### Task
Find every line below that contains the word "desativar" and copy it out.

+++

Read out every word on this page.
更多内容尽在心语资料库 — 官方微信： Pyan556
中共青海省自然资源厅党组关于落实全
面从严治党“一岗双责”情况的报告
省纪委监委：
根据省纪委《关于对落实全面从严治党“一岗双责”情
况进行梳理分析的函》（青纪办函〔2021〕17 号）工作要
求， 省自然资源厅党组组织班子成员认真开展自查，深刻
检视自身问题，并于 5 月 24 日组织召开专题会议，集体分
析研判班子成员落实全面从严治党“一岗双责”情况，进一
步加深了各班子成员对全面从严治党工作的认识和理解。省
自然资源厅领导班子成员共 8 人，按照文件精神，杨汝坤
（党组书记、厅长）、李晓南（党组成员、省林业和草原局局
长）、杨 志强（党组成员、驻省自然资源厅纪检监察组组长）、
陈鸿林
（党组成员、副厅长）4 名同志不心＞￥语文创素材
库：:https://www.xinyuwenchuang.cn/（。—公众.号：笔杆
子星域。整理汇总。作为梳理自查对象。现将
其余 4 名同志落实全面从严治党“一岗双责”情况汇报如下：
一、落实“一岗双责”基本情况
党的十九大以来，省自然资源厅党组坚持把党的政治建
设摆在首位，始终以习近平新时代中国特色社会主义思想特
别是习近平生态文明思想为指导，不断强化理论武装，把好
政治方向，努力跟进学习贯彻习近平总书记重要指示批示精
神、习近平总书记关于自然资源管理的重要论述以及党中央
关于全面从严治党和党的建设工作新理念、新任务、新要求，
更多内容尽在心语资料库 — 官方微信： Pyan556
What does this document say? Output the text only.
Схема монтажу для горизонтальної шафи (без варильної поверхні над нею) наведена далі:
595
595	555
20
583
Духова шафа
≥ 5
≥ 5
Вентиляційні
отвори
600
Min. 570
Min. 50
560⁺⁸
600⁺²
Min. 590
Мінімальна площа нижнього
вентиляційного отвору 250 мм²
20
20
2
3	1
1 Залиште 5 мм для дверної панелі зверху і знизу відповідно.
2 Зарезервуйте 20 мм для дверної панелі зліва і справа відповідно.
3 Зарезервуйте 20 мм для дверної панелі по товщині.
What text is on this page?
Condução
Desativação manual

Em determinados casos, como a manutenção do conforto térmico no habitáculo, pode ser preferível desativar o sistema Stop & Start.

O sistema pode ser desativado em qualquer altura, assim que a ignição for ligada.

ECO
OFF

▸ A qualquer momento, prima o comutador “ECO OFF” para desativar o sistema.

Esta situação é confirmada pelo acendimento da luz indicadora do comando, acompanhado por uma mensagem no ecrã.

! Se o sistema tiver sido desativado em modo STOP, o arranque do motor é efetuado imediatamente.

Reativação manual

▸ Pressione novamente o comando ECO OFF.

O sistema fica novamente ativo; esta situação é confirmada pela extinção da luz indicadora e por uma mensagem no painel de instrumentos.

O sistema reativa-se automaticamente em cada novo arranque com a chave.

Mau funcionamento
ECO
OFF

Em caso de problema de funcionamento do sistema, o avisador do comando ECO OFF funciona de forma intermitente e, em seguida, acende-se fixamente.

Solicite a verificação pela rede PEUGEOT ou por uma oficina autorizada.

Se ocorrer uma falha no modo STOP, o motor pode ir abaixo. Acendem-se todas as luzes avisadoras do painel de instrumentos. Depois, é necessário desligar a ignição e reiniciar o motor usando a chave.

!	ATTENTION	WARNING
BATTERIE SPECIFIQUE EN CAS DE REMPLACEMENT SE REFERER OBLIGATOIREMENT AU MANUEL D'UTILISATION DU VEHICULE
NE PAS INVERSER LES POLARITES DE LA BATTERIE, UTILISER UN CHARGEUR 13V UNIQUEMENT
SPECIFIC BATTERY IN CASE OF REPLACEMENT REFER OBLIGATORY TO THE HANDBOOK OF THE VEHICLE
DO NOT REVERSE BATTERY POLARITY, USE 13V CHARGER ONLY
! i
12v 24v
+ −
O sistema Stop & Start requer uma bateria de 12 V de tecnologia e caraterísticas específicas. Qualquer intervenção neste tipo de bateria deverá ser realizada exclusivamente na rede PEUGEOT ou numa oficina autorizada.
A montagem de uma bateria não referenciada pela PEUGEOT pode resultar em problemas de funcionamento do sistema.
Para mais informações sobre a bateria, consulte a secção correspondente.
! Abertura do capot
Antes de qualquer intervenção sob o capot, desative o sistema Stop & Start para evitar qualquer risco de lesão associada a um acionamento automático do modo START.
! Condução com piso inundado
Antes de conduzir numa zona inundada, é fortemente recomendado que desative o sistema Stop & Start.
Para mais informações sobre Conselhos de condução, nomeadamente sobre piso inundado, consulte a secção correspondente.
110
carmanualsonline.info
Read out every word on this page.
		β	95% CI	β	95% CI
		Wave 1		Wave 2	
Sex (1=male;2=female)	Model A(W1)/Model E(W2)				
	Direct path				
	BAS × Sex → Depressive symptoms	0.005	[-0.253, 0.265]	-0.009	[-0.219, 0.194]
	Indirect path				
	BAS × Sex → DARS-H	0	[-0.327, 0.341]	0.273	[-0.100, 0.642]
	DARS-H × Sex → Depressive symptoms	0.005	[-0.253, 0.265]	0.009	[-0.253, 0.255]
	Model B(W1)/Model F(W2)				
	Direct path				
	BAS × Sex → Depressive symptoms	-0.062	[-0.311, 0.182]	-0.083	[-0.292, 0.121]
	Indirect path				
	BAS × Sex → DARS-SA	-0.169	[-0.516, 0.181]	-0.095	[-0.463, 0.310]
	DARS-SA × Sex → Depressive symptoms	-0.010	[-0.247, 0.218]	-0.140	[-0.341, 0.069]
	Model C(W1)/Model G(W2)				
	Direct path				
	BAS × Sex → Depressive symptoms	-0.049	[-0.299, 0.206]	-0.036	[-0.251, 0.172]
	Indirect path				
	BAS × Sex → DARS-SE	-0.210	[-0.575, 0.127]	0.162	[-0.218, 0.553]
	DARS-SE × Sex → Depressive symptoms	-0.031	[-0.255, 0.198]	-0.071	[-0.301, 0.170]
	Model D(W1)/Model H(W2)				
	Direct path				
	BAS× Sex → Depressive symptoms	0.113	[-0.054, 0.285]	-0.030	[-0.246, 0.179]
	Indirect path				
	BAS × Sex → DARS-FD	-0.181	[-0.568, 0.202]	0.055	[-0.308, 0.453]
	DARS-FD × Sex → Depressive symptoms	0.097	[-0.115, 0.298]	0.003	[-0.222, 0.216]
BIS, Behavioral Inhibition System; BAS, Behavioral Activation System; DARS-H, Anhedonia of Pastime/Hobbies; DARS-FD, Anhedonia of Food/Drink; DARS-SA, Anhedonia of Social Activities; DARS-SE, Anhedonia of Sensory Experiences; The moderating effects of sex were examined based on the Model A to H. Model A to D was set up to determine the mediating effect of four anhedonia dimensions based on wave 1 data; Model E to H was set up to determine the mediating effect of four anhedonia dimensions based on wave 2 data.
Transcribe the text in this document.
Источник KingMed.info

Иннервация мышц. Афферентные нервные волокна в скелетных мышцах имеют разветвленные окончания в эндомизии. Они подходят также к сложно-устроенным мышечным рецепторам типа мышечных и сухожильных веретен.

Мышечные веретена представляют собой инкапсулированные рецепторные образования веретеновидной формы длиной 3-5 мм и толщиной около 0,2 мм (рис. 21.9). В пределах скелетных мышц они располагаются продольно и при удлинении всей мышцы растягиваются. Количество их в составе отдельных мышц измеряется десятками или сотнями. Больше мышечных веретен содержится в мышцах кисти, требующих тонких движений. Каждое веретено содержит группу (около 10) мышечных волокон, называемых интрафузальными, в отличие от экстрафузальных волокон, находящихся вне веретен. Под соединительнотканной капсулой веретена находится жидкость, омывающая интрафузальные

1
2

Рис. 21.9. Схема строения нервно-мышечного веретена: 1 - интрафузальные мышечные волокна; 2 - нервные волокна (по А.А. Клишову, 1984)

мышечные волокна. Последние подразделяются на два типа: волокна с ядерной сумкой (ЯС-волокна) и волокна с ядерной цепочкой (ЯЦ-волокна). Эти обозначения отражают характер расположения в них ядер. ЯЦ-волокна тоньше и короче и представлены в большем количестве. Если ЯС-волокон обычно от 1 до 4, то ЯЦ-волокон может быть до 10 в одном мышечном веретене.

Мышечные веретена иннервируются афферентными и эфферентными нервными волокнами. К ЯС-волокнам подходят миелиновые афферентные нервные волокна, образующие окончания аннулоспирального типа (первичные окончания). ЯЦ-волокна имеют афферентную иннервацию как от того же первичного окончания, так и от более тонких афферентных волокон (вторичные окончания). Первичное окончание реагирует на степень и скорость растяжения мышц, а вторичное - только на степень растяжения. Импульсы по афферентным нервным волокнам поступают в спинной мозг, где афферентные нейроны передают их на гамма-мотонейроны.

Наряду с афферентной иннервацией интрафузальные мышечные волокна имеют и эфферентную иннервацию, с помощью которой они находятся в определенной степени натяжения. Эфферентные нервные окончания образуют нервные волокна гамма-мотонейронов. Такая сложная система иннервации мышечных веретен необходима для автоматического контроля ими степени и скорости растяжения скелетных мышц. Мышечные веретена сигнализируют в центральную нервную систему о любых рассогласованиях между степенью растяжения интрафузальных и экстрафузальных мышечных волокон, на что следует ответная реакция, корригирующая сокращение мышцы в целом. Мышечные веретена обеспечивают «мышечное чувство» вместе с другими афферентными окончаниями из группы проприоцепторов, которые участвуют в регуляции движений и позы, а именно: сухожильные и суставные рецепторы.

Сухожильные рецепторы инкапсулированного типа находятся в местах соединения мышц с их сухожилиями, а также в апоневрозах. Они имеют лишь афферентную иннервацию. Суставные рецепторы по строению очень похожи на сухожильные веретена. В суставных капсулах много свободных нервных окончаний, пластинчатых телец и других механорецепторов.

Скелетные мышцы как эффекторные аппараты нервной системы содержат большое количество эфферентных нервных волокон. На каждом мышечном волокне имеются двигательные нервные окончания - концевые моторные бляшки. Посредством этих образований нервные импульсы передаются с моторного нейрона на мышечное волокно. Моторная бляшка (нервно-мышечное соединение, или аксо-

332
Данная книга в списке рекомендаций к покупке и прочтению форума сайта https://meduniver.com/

+++

### Exercise result
Em determinados casos, como a manutenção do conforto térmico no habitáculo, pode ser preferível desativar o sistema Stop & Start.
▸ A qualquer momento, prima o comutador “ECO OFF” para desativar o sistema.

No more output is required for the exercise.